◆ EXTRACTED RECORDS
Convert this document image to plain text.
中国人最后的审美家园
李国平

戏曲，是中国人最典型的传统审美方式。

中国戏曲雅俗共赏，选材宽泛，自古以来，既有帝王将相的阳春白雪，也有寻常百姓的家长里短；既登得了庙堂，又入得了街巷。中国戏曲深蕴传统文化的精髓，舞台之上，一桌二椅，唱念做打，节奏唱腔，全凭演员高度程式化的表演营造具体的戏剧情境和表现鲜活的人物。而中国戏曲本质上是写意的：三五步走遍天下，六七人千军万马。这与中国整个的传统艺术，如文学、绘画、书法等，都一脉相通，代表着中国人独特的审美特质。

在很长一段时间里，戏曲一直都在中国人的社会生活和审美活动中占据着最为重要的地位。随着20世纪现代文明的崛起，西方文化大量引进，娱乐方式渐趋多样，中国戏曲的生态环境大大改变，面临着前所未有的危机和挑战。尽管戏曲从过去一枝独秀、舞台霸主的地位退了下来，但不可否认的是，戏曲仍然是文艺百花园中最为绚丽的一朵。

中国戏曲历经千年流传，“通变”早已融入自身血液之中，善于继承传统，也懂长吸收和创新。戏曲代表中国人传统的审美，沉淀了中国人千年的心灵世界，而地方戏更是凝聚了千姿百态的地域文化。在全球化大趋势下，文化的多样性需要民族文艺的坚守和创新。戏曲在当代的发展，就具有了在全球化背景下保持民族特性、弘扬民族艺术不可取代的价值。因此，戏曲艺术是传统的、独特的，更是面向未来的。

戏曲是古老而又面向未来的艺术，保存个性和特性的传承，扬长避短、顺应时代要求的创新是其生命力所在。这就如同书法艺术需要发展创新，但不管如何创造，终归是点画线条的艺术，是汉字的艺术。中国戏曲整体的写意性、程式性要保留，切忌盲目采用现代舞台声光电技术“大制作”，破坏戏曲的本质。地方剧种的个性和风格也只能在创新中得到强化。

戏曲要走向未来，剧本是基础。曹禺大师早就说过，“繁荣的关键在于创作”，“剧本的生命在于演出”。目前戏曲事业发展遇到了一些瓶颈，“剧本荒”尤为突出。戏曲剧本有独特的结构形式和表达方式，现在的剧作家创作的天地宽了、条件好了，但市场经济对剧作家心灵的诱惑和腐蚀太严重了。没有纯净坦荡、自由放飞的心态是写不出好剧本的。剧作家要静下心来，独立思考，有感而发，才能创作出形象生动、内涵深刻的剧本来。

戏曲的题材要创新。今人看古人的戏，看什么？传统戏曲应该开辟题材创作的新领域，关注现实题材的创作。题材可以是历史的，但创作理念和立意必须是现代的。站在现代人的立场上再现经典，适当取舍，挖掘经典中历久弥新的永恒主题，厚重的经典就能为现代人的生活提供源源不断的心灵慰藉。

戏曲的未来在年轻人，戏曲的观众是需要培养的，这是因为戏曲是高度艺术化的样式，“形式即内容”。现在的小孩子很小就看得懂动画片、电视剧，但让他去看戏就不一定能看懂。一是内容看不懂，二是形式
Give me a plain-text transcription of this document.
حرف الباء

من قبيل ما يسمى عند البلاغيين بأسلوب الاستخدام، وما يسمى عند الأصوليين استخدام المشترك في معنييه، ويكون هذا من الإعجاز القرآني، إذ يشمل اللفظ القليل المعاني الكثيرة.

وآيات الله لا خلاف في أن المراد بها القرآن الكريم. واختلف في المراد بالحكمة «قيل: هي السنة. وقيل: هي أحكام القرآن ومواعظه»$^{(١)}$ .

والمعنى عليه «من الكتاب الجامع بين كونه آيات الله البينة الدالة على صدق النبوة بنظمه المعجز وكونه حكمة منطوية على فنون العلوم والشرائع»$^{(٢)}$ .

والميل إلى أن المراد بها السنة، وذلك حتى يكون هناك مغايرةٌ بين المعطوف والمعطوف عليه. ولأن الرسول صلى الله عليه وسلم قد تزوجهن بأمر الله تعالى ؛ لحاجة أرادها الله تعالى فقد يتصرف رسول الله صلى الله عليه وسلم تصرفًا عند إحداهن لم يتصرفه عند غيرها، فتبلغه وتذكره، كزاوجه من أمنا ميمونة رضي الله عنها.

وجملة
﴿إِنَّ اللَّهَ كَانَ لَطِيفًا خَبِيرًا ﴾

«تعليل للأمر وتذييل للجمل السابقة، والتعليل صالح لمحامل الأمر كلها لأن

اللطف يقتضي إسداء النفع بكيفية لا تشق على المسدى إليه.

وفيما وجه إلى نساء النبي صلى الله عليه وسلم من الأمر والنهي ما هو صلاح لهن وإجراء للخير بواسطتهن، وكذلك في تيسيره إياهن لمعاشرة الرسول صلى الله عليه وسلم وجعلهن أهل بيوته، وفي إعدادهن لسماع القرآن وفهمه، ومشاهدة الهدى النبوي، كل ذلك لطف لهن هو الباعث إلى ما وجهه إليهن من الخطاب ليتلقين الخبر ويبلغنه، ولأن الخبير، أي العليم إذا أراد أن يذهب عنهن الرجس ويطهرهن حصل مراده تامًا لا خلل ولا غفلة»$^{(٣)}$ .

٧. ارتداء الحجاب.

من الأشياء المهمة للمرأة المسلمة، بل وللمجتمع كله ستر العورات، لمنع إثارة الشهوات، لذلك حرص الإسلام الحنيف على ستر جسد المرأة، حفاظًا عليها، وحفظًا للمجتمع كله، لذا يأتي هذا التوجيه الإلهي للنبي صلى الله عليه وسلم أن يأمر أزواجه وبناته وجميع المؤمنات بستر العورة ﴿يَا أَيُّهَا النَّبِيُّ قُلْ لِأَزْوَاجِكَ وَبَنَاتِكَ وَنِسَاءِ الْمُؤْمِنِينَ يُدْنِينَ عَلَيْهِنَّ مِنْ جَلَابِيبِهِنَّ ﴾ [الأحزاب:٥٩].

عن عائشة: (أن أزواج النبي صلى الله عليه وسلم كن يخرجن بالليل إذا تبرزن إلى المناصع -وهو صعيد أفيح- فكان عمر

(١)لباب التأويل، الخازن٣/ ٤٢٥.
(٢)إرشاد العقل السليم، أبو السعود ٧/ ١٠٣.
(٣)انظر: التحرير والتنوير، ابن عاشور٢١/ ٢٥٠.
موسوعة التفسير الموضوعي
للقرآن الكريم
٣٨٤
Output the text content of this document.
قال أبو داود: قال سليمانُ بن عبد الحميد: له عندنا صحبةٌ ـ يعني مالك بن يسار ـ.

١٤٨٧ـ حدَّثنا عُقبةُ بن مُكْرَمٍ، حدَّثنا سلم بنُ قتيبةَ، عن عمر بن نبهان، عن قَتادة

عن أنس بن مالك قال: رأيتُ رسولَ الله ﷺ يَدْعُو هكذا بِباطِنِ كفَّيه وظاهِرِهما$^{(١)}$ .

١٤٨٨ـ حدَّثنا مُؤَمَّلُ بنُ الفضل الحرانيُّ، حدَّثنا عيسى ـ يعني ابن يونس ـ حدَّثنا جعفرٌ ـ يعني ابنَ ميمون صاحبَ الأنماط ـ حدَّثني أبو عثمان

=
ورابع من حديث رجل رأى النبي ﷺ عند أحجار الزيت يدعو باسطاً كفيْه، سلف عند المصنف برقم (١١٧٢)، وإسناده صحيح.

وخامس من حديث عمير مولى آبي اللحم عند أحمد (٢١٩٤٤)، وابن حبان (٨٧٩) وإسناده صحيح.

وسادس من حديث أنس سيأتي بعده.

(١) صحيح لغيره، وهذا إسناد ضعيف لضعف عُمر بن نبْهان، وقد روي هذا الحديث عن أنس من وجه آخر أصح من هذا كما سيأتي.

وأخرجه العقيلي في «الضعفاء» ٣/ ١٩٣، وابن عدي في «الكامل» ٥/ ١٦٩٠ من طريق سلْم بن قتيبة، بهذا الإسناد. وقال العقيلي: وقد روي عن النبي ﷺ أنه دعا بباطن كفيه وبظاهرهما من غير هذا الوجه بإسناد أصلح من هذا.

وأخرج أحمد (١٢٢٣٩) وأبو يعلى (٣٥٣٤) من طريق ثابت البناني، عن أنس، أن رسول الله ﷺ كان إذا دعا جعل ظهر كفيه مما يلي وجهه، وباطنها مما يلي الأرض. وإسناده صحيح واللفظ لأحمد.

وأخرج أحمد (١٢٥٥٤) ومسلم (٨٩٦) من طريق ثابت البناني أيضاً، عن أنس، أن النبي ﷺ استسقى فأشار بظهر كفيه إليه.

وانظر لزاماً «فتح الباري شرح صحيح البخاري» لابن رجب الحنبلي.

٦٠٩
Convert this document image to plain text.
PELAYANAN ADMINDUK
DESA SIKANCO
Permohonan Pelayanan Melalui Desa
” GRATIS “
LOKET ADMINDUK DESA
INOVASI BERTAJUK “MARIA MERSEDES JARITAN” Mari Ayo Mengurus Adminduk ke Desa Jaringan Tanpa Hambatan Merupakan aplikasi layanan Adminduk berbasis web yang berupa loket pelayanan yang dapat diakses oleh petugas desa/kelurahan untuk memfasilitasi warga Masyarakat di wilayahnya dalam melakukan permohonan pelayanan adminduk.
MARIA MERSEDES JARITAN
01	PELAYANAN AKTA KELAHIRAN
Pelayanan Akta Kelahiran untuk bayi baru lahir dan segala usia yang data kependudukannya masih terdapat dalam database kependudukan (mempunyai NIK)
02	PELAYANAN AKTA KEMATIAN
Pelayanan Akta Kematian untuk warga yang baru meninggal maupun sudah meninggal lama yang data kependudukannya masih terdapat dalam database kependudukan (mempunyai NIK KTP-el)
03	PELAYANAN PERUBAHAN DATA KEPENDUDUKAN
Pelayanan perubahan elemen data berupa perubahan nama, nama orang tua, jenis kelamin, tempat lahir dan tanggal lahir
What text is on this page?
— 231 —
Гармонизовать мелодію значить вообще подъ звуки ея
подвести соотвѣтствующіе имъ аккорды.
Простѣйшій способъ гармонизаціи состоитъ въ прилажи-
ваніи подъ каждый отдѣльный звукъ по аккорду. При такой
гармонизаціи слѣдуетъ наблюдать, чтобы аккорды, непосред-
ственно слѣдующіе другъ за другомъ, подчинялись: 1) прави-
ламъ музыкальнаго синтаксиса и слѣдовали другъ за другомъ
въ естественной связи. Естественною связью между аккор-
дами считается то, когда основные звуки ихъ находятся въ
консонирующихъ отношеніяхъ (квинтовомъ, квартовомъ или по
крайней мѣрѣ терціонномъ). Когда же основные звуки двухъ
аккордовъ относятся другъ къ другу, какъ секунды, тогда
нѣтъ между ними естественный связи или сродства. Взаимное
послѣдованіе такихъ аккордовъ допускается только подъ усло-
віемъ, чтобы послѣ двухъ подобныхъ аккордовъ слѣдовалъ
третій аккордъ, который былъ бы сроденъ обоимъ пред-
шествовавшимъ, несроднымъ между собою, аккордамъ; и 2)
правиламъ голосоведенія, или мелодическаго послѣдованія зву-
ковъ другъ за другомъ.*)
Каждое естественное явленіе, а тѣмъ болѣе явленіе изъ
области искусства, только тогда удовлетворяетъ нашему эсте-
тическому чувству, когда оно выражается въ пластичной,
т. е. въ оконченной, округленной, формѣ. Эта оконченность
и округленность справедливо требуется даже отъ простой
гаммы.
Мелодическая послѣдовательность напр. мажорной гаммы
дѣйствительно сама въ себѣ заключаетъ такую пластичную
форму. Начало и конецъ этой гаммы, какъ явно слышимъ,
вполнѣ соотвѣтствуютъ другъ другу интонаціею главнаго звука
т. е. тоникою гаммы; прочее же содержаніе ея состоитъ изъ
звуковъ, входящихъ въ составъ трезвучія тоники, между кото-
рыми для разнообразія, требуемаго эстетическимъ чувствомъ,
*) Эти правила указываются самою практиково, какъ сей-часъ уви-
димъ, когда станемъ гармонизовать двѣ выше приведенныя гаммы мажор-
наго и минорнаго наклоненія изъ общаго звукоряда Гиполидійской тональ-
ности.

◆ REQUIREMENT
Go through the entries above and copy every line containing "طريق".

◆ RIGHT ANSWER
وأخرجه العقيلي في «الضعفاء» ٣/ ١٩٣، وابن عدي في «الكامل» ٥/ ١٦٩٠ من طريق سلْم بن قتيبة، بهذا الإسناد. وقال العقيلي: وقد روي عن النبي ﷺ أنه دعا بباطن كفيه وبظاهرهما من غير هذا الوجه بإسناد أصلح من هذا.
وأخرج أحمد (١٢٢٣٩) وأبو يعلى (٣٥٣٤) من طريق ثابت البناني، عن أنس، أن رسول الله ﷺ كان إذا دعا جعل ظهر كفيه مما يلي وجهه، وباطنها مما يلي الأرض. وإسناده صحيح واللفظ لأحمد.
وأخرج أحمد (١٢٥٥٤) ومسلم (٨٩٦) من طريق ثابت البناني أيضاً، عن أنس، أن النبي ﷺ استسقى فأشار بظهر كفيه إليه.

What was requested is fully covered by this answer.